What is needed:
Pick out each line in these entries that contains the string "everything".

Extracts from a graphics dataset

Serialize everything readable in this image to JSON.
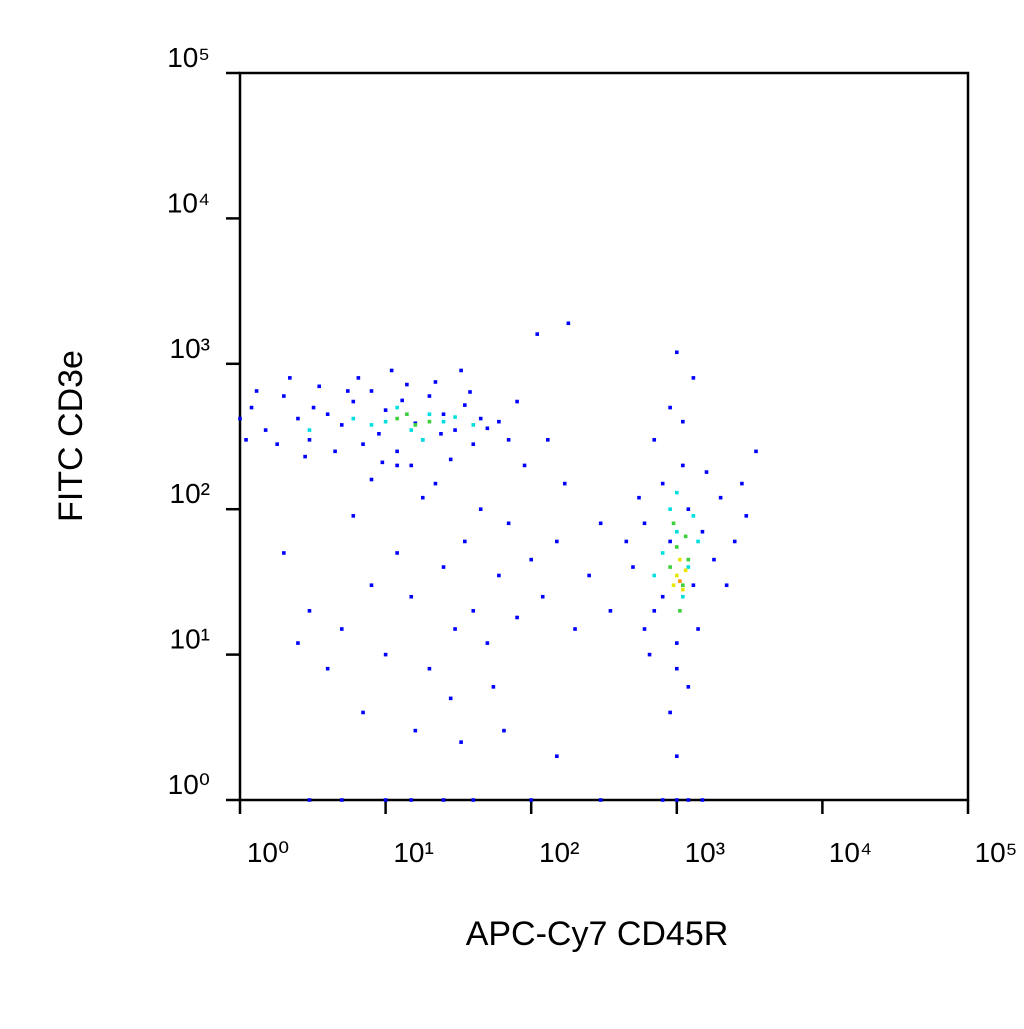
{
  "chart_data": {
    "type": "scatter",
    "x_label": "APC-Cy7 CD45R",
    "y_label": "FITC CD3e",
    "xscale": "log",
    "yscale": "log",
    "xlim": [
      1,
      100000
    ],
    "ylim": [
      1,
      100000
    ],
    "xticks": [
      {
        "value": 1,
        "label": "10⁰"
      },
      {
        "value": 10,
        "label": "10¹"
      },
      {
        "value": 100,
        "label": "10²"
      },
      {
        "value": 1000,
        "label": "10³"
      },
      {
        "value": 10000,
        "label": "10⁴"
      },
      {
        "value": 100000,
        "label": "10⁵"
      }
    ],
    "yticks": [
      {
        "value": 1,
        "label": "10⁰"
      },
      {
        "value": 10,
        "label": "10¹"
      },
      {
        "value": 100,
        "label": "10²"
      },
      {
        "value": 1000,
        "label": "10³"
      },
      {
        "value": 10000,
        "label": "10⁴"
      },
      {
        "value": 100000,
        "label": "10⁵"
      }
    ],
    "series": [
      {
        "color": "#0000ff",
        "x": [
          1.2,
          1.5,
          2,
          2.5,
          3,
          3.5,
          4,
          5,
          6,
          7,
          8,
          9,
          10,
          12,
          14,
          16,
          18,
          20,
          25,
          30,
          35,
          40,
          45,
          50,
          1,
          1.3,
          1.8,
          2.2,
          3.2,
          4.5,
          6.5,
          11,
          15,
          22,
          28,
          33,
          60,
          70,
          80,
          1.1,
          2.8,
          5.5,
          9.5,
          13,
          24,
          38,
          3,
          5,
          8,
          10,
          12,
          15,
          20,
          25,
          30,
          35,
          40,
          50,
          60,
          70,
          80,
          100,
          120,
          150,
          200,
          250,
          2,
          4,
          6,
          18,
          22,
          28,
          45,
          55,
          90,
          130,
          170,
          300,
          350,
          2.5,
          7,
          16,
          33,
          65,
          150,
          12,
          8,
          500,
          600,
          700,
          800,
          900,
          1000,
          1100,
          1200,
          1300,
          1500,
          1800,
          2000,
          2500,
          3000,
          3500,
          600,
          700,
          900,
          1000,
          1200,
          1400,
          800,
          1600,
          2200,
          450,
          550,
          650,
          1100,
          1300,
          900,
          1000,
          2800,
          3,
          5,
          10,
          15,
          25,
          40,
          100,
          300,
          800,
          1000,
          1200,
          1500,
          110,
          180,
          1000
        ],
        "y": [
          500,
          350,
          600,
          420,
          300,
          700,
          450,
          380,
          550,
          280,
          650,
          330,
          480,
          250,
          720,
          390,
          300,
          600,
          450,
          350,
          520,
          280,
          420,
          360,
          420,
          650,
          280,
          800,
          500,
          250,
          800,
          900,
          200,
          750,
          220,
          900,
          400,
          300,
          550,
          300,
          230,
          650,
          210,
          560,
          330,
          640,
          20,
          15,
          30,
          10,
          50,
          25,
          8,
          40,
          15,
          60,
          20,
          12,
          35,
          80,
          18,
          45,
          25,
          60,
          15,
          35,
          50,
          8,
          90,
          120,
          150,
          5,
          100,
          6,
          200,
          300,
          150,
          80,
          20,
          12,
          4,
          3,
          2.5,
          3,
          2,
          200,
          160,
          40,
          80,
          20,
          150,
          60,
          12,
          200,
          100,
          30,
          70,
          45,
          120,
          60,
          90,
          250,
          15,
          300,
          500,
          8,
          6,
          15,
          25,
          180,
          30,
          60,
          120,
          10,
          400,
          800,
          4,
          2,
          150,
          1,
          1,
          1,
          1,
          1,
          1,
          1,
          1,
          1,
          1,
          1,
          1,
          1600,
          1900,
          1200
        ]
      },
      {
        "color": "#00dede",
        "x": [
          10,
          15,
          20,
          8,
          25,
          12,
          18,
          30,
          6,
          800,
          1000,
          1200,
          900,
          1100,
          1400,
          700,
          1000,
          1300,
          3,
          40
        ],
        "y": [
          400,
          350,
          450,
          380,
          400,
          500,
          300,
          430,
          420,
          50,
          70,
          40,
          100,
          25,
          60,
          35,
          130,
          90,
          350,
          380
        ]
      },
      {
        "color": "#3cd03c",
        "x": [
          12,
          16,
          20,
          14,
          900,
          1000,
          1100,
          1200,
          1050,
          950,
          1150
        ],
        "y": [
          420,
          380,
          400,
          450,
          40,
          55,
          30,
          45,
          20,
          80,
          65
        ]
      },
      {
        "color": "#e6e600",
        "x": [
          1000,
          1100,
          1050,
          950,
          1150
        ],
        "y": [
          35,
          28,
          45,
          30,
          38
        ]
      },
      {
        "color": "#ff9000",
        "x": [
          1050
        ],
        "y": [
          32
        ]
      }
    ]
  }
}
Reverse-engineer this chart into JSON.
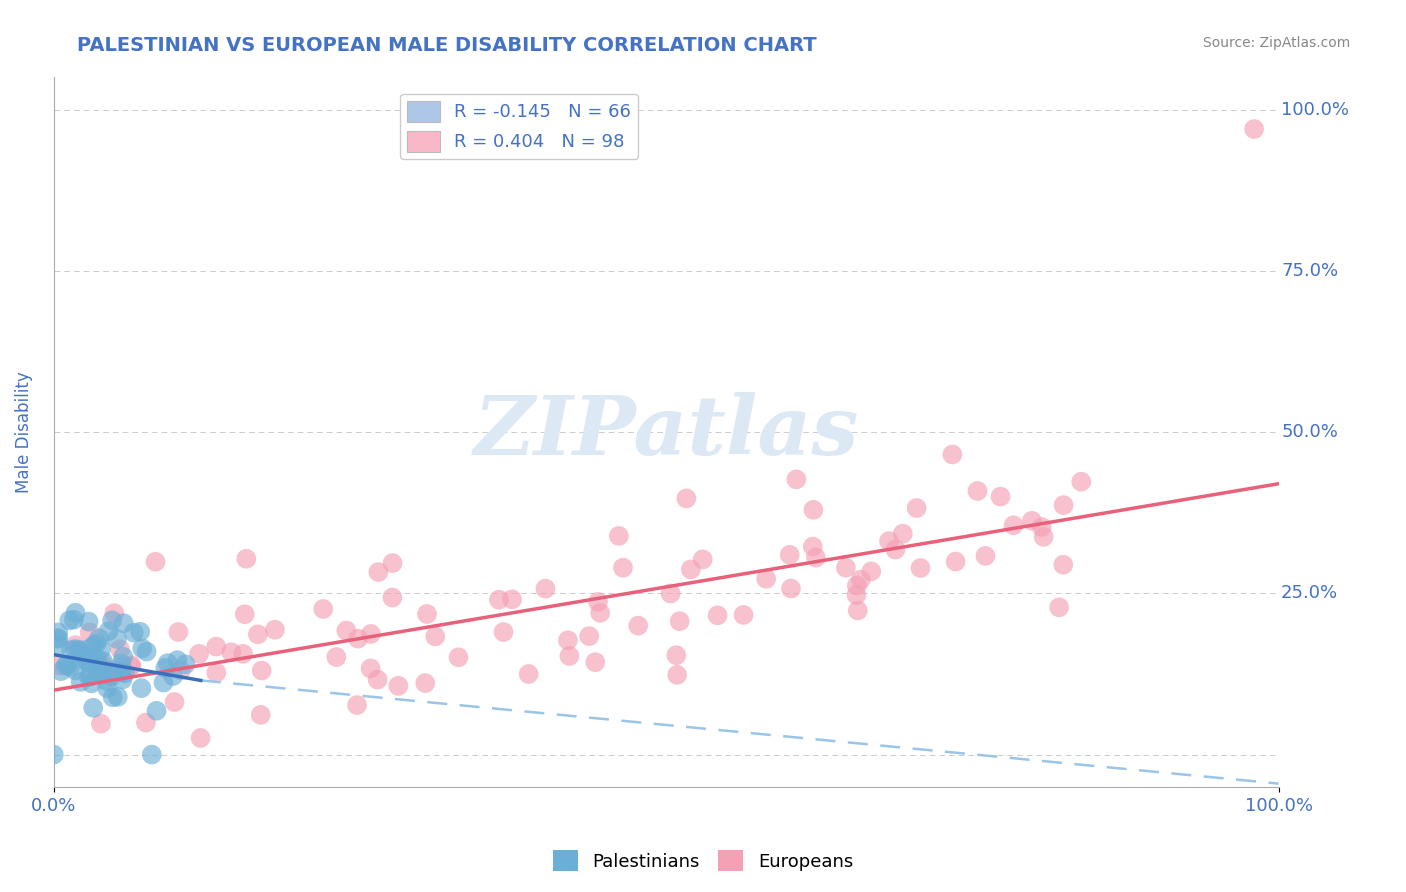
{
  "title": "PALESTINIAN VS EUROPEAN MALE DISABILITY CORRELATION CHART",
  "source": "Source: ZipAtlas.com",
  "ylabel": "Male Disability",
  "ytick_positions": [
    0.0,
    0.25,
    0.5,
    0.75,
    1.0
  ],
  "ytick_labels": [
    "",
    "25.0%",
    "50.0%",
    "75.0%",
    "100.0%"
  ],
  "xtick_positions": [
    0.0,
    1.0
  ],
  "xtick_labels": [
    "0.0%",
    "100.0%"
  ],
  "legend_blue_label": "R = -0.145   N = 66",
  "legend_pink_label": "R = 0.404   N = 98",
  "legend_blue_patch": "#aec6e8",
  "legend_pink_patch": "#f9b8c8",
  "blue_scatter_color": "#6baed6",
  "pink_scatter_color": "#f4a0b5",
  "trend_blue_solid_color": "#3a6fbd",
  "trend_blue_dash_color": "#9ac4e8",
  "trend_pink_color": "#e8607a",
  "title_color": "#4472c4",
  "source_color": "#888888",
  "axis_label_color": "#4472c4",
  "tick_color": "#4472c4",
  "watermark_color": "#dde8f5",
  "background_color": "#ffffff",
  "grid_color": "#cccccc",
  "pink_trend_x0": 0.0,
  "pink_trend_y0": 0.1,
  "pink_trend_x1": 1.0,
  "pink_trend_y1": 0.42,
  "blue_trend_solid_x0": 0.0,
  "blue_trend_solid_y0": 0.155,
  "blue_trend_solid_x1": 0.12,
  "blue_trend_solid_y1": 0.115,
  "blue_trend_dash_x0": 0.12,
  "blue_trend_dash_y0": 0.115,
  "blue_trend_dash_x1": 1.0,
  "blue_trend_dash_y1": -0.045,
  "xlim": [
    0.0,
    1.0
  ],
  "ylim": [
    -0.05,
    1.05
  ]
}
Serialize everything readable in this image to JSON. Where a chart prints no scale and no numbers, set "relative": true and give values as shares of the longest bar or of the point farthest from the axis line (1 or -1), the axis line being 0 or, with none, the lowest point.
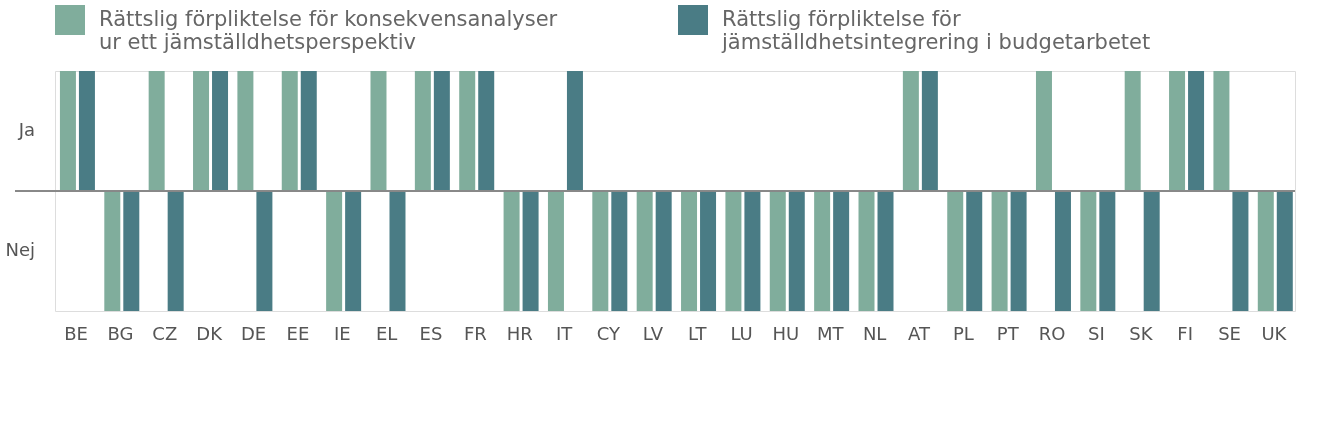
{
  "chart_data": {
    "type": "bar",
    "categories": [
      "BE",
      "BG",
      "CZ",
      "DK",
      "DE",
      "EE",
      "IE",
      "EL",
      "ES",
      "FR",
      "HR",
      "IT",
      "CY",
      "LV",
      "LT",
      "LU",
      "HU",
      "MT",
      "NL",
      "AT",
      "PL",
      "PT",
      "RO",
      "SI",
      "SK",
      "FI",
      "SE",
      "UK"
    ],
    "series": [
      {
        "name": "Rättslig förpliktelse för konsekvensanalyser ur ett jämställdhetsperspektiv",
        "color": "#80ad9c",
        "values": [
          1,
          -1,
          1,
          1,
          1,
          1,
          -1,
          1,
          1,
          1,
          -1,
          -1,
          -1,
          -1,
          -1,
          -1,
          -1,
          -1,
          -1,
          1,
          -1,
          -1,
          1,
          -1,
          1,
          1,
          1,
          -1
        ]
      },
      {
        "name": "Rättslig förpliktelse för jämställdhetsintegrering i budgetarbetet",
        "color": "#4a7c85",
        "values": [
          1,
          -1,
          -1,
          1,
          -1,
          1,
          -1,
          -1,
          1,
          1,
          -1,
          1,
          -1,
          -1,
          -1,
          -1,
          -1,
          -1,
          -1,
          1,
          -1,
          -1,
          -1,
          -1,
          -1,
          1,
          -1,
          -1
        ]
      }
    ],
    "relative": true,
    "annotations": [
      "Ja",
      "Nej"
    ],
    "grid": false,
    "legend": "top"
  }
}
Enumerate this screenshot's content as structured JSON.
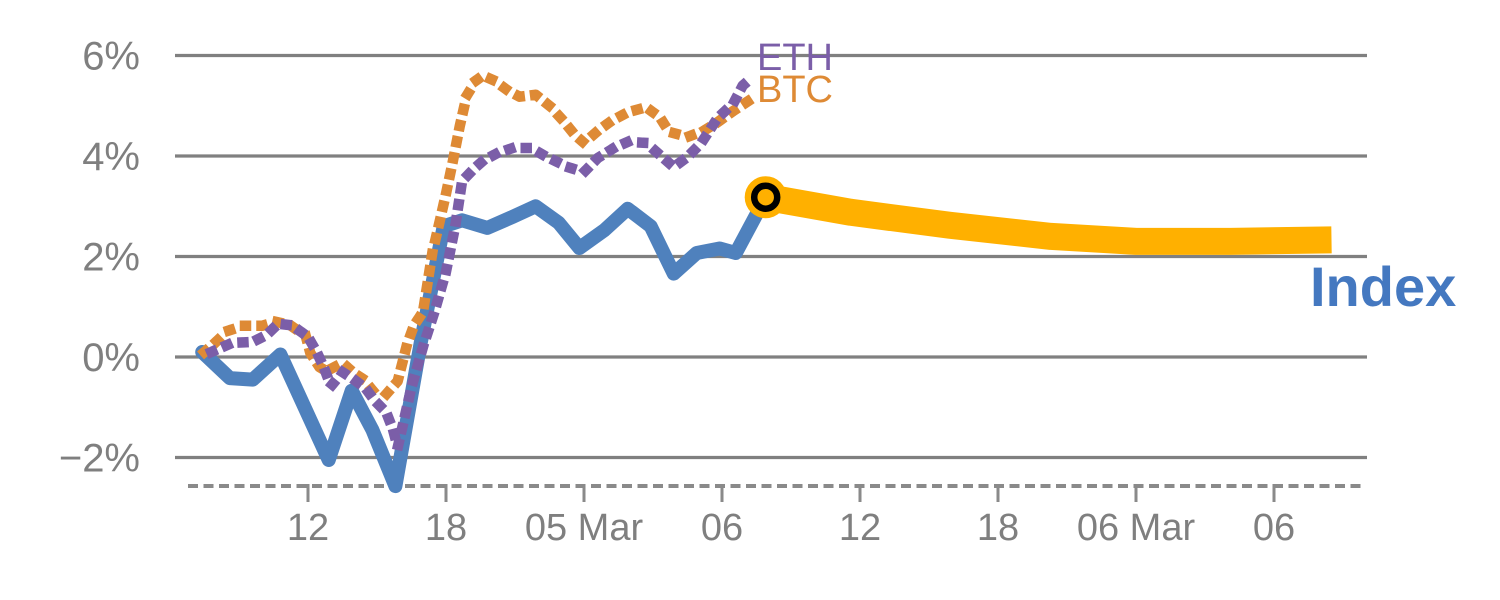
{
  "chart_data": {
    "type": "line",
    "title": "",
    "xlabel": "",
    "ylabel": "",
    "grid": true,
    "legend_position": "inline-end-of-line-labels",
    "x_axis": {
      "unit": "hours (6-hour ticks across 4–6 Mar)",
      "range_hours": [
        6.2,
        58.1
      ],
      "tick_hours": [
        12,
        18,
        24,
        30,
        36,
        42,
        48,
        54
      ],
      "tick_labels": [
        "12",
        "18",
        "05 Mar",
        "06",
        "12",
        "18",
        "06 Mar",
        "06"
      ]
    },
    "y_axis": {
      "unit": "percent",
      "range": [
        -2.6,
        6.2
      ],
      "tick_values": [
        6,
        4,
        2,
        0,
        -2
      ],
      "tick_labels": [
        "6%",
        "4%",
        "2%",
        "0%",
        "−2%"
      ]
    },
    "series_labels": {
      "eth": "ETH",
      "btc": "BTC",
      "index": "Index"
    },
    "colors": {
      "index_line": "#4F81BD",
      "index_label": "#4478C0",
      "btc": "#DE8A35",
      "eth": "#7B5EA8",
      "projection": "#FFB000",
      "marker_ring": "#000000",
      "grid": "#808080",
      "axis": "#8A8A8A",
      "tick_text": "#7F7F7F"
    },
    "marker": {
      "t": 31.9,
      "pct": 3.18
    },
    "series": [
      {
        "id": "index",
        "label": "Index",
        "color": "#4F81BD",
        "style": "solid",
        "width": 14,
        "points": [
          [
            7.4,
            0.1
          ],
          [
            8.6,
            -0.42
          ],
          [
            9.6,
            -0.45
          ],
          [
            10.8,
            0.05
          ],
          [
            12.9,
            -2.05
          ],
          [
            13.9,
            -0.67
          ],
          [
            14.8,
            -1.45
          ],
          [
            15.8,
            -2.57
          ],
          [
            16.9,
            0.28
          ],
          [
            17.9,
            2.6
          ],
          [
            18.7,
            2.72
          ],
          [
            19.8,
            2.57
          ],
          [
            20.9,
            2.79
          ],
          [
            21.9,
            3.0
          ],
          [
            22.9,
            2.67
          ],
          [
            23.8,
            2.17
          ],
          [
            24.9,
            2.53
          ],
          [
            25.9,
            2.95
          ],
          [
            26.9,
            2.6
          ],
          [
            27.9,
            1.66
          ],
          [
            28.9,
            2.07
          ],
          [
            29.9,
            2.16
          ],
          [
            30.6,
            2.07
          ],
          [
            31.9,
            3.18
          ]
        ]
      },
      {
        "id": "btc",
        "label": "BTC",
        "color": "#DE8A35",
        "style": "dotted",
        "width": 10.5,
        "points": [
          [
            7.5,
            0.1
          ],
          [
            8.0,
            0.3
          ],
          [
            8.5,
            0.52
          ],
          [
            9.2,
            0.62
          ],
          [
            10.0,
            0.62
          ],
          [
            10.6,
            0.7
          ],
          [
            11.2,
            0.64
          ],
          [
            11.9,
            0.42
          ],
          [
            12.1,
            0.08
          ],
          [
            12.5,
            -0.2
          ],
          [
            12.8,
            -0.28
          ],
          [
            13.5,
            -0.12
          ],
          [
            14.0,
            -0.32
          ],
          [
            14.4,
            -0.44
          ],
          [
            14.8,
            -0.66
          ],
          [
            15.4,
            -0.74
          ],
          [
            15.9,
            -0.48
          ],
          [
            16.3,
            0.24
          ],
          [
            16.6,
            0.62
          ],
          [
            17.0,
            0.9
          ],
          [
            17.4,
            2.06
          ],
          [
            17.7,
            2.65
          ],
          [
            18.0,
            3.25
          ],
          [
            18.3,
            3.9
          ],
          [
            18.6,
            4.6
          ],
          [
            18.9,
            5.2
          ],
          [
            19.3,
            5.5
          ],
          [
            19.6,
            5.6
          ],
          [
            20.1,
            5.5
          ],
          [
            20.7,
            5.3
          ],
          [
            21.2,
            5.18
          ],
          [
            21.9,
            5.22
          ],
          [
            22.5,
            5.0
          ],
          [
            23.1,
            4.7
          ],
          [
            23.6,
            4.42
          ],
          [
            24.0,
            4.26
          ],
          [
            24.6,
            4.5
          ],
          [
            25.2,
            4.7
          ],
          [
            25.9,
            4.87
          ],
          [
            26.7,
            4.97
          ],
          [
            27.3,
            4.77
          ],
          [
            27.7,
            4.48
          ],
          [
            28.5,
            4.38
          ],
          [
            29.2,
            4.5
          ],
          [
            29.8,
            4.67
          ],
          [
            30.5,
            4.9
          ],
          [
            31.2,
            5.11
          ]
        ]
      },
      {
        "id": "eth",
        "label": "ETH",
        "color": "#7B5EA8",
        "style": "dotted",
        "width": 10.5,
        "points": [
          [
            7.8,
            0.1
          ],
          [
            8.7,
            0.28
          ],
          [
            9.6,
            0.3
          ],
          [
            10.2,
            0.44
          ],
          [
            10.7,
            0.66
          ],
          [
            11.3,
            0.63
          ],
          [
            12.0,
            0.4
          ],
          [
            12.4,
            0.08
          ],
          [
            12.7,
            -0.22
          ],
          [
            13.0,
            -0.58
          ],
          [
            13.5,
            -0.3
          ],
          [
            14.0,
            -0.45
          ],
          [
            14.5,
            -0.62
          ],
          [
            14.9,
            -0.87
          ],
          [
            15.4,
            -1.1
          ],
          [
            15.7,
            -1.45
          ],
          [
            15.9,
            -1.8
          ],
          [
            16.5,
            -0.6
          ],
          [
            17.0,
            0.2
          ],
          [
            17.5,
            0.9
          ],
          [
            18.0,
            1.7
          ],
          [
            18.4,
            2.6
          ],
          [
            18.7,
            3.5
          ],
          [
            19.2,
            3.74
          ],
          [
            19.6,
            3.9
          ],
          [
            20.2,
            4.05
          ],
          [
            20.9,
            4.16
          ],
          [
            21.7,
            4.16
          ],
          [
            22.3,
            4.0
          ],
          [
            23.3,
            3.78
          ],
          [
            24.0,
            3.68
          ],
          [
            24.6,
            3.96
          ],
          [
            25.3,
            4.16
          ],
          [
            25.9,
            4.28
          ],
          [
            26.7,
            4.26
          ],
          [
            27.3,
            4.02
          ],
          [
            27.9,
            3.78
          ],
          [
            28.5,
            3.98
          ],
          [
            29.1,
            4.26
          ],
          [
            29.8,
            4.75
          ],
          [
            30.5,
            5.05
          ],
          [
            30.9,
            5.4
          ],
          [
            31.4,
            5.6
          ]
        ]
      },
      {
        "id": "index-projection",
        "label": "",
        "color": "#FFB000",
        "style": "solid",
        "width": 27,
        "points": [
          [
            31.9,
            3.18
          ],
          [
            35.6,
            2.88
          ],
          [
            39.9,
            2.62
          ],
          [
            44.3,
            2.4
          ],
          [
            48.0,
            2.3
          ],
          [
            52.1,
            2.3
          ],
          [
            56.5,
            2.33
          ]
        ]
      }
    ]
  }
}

Task answer:
Serialize everything readable in this image to JSON.
Serialize everything readable in this image to JSON. Where a chart prints no scale and no numbers, set "relative": true and give values as shares of the longest bar or of the point farthest from the axis line (1 or -1), the axis line being 0 or, with none, the lowest point.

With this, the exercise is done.